**WHAT IS EXPECTED:** Copy each line in the data that includes the word "JSON".
-*-*-
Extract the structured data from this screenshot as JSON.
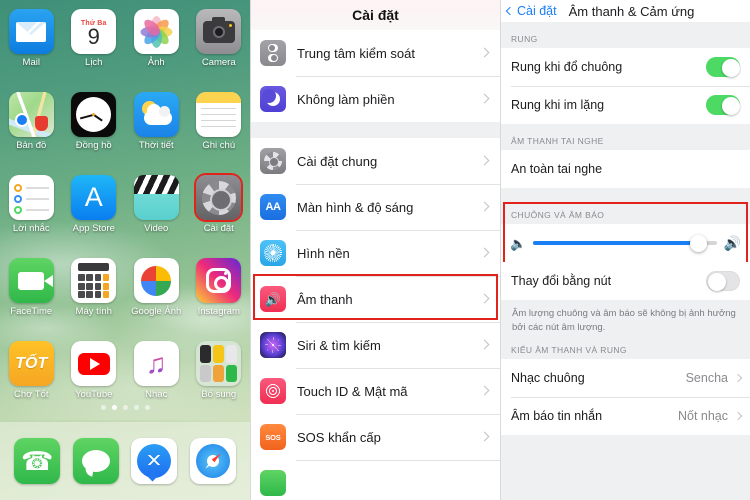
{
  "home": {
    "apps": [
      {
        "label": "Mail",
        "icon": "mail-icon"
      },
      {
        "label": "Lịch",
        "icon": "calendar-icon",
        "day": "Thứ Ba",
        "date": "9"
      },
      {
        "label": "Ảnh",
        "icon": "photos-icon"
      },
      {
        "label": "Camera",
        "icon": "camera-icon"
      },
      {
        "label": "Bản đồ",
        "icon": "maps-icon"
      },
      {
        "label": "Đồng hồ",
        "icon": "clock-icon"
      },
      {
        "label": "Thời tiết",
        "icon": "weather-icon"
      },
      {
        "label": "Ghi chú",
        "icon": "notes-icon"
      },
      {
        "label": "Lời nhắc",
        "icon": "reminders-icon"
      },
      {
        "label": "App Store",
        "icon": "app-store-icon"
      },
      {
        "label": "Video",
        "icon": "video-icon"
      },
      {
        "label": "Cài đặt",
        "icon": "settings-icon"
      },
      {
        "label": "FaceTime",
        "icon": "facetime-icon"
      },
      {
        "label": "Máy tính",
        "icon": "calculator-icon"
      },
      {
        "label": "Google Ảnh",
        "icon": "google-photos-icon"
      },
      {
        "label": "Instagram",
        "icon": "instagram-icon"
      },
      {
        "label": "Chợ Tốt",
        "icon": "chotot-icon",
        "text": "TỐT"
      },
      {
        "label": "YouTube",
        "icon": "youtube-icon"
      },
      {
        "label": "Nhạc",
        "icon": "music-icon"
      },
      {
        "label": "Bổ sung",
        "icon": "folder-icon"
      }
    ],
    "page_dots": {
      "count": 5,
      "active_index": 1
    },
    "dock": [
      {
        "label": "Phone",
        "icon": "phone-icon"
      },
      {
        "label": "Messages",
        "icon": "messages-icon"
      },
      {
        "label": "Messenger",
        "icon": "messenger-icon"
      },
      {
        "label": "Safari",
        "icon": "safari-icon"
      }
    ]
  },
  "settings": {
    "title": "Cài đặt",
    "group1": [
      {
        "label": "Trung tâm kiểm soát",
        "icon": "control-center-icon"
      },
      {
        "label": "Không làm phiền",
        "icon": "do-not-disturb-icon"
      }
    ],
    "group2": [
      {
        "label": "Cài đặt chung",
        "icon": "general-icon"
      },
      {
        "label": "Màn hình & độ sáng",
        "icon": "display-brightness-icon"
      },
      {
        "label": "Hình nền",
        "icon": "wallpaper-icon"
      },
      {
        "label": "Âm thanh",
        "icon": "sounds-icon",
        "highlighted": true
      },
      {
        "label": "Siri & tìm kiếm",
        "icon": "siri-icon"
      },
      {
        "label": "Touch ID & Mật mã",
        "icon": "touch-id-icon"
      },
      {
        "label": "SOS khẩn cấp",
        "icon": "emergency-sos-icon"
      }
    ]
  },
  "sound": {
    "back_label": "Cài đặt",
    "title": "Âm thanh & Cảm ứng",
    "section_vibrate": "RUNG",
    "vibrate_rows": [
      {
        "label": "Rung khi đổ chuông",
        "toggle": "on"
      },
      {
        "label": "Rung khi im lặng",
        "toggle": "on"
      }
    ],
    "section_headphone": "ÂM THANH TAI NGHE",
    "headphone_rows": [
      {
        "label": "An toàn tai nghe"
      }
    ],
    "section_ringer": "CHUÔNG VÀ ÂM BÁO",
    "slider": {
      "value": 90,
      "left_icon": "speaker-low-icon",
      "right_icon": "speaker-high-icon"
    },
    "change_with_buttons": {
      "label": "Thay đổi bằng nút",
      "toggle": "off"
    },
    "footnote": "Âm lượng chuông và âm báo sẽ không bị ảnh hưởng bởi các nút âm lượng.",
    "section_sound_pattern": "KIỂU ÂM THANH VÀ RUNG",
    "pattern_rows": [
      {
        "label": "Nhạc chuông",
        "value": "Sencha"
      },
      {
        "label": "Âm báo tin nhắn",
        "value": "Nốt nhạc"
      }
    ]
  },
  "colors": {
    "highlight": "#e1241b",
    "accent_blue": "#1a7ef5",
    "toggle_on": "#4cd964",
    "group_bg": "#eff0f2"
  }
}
-*-*-
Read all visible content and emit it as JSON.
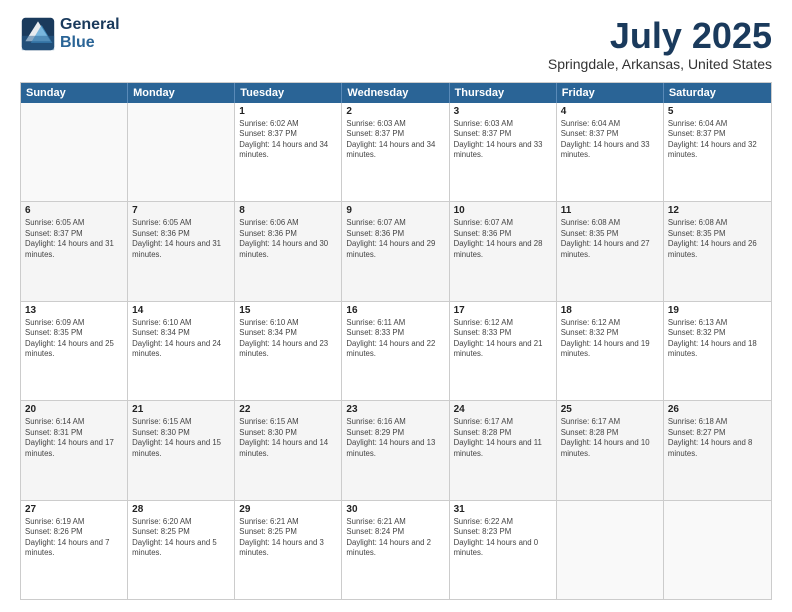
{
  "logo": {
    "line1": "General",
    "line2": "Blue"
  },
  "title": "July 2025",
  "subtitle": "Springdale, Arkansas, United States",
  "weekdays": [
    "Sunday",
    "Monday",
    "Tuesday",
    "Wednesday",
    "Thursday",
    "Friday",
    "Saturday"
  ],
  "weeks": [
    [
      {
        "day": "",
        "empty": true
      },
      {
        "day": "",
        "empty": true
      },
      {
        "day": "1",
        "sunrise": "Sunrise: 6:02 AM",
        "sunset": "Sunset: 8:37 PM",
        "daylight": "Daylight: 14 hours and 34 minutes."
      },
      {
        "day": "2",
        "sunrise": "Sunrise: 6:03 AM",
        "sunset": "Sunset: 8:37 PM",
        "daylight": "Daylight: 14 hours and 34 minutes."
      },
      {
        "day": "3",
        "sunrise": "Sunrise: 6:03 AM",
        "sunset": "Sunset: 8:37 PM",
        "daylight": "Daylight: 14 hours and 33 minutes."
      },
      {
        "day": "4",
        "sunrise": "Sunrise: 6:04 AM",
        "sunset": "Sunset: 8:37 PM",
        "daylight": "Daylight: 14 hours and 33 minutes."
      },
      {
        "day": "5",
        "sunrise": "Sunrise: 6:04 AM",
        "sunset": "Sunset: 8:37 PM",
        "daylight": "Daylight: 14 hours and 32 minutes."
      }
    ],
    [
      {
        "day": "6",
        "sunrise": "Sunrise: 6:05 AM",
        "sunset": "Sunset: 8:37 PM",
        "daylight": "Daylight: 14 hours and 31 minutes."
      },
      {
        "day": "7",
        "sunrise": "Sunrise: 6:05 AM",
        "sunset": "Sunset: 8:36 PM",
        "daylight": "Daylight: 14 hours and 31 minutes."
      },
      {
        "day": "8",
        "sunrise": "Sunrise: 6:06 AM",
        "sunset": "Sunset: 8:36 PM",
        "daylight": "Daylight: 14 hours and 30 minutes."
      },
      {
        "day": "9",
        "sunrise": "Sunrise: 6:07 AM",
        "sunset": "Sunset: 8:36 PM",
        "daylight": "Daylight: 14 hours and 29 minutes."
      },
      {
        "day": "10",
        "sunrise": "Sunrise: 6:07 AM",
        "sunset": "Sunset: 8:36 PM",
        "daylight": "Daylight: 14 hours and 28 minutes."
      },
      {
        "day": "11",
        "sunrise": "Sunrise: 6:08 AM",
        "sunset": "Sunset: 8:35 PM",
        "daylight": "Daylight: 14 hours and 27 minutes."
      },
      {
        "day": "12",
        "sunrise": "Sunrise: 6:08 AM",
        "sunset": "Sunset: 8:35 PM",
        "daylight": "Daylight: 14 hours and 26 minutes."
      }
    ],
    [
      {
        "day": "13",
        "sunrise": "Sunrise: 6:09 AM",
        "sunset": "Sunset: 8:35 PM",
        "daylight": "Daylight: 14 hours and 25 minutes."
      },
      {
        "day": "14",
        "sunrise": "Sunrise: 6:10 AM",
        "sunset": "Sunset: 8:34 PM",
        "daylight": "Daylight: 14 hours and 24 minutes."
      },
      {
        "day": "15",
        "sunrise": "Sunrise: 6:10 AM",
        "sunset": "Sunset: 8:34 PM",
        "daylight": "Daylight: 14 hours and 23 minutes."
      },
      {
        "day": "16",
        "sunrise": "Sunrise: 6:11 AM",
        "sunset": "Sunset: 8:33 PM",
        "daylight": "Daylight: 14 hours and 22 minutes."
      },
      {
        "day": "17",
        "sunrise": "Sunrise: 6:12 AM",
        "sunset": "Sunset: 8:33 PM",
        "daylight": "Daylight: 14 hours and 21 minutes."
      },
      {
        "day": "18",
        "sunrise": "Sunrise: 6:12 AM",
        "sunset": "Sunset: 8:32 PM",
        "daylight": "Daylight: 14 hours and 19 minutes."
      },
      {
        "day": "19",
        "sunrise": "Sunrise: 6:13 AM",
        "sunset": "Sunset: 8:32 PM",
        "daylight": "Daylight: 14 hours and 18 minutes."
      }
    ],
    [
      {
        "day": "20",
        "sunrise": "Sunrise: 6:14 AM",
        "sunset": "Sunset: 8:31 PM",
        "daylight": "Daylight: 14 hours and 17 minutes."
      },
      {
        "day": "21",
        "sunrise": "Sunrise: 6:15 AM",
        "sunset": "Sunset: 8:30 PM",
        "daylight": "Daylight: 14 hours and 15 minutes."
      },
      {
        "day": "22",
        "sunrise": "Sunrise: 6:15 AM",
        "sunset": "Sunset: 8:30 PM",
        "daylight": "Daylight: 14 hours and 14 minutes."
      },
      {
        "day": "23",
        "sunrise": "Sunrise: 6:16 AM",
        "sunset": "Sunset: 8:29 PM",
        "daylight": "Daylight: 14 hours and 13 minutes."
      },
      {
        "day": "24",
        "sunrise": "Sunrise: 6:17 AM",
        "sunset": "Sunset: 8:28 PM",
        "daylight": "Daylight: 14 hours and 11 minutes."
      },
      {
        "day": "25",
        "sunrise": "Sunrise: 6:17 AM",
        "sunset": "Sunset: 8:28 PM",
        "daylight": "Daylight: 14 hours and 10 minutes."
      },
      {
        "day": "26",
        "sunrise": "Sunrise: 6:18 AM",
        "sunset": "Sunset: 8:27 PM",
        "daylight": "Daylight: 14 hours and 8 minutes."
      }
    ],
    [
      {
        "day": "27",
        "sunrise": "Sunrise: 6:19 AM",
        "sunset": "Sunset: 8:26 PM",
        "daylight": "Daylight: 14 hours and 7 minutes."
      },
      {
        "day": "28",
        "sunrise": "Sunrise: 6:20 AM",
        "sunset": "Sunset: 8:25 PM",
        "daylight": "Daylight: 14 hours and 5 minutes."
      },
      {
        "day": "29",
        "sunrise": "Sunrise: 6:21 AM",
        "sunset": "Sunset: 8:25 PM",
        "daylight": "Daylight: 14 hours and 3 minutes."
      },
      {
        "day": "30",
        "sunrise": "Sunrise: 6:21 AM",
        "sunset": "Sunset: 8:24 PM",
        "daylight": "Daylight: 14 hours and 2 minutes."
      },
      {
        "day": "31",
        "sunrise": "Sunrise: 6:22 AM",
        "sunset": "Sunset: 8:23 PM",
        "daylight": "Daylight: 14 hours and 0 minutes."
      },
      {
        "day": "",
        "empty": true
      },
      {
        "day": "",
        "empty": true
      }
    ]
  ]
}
-*-*-
**ANSWER TO THIS EXERCISE:**
Extract the structured data from this screenshot as JSON.
Read all visible content and emit it as JSON.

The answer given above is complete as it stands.